__Work instructions__. All entries below are to be set down again, identical to the source.
— Start of Information shown —
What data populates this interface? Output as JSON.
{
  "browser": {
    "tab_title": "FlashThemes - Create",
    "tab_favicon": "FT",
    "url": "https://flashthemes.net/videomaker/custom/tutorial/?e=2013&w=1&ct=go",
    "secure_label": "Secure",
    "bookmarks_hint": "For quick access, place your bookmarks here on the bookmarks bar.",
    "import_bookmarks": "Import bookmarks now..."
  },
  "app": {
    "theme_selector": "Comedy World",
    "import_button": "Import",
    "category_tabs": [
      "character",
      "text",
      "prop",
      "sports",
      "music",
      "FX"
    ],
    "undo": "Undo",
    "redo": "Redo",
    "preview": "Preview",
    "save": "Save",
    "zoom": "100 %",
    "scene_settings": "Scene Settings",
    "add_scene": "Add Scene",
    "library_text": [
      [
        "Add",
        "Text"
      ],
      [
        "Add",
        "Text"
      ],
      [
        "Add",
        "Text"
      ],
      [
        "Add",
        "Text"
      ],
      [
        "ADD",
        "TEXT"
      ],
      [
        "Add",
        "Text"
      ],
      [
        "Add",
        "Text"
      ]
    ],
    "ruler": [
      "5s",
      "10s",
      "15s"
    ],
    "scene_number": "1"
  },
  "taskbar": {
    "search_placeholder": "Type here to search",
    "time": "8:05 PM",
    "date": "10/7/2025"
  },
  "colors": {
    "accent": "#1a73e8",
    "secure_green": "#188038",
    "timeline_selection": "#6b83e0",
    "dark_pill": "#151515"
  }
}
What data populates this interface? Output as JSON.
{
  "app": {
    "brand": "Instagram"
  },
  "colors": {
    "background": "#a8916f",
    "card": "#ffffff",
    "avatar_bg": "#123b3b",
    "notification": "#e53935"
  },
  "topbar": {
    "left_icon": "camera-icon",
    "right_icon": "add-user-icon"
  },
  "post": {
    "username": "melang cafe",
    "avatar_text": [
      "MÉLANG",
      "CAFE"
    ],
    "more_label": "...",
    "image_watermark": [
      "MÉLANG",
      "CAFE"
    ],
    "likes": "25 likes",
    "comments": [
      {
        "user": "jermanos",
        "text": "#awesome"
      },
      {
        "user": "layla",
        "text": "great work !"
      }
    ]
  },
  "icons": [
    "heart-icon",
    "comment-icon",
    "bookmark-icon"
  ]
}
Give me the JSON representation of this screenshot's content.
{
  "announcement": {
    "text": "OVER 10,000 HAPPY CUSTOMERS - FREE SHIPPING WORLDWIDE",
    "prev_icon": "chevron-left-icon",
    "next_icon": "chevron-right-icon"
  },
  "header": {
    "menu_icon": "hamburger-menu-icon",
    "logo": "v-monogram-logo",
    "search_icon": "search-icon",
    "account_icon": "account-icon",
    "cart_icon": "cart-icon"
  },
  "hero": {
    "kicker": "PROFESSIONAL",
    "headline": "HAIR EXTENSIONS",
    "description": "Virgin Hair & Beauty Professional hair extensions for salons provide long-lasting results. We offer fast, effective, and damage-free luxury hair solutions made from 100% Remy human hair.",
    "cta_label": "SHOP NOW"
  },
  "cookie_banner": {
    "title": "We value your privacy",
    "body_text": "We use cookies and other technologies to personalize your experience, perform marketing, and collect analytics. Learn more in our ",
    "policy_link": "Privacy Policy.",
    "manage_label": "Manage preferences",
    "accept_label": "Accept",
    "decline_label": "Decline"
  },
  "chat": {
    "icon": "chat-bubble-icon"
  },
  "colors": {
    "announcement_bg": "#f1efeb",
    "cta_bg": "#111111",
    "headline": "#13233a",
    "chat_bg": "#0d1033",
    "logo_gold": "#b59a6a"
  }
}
— End of Information shown —
__The completed task__.
What data populates this interface? Output as JSON.
{
  "browser": {
    "tab_title": "FlashThemes - Create",
    "tab_favicon": "FT",
    "url": "https://flashthemes.net/videomaker/custom/tutorial/?e=2013&w=1&ct=go",
    "secure_label": "Secure",
    "bookmarks_hint": "For quick access, place your bookmarks here on the bookmarks bar.",
    "import_bookmarks": "Import bookmarks now..."
  },
  "app": {
    "theme_selector": "Comedy World",
    "import_button": "Import",
    "category_tabs": [
      "character",
      "text",
      "prop",
      "sports",
      "music",
      "FX"
    ],
    "undo": "Undo",
    "redo": "Redo",
    "preview": "Preview",
    "save": "Save",
    "zoom": "100 %",
    "scene_settings": "Scene Settings",
    "add_scene": "Add Scene",
    "library_text": [
      [
        "Add",
        "Text"
      ],
      [
        "Add",
        "Text"
      ],
      [
        "Add",
        "Text"
      ],
      [
        "Add",
        "Text"
      ],
      [
        "ADD",
        "TEXT"
      ],
      [
        "Add",
        "Text"
      ],
      [
        "Add",
        "Text"
      ]
    ],
    "ruler": [
      "5s",
      "10s",
      "15s"
    ],
    "scene_number": "1"
  },
  "taskbar": {
    "search_placeholder": "Type here to search",
    "time": "8:05 PM",
    "date": "10/7/2025"
  },
  "colors": {
    "accent": "#1a73e8",
    "secure_green": "#188038",
    "timeline_selection": "#6b83e0",
    "dark_pill": "#151515"
  }
}
What data populates this interface? Output as JSON.
{
  "app": {
    "brand": "Instagram"
  },
  "colors": {
    "background": "#a8916f",
    "card": "#ffffff",
    "avatar_bg": "#123b3b",
    "notification": "#e53935"
  },
  "topbar": {
    "left_icon": "camera-icon",
    "right_icon": "add-user-icon"
  },
  "post": {
    "username": "melang cafe",
    "avatar_text": [
      "MÉLANG",
      "CAFE"
    ],
    "more_label": "...",
    "image_watermark": [
      "MÉLANG",
      "CAFE"
    ],
    "likes": "25 likes",
    "comments": [
      {
        "user": "jermanos",
        "text": "#awesome"
      },
      {
        "user": "layla",
        "text": "great work !"
      }
    ]
  },
  "icons": [
    "heart-icon",
    "comment-icon",
    "bookmark-icon"
  ]
}
Give me the JSON representation of this screenshot's content.
{
  "announcement": {
    "text": "OVER 10,000 HAPPY CUSTOMERS - FREE SHIPPING WORLDWIDE",
    "prev_icon": "chevron-left-icon",
    "next_icon": "chevron-right-icon"
  },
  "header": {
    "menu_icon": "hamburger-menu-icon",
    "logo": "v-monogram-logo",
    "search_icon": "search-icon",
    "account_icon": "account-icon",
    "cart_icon": "cart-icon"
  },
  "hero": {
    "kicker": "PROFESSIONAL",
    "headline": "HAIR EXTENSIONS",
    "description": "Virgin Hair & Beauty Professional hair extensions for salons provide long-lasting results. We offer fast, effective, and damage-free luxury hair solutions made from 100% Remy human hair.",
    "cta_label": "SHOP NOW"
  },
  "cookie_banner": {
    "title": "We value your privacy",
    "body_text": "We use cookies and other technologies to personalize your experience, perform marketing, and collect analytics. Learn more in our ",
    "policy_link": "Privacy Policy.",
    "manage_label": "Manage preferences",
    "accept_label": "Accept",
    "decline_label": "Decline"
  },
  "chat": {
    "icon": "chat-bubble-icon"
  },
  "colors": {
    "announcement_bg": "#f1efeb",
    "cta_bg": "#111111",
    "headline": "#13233a",
    "chat_bg": "#0d1033",
    "logo_gold": "#b59a6a"
  }
}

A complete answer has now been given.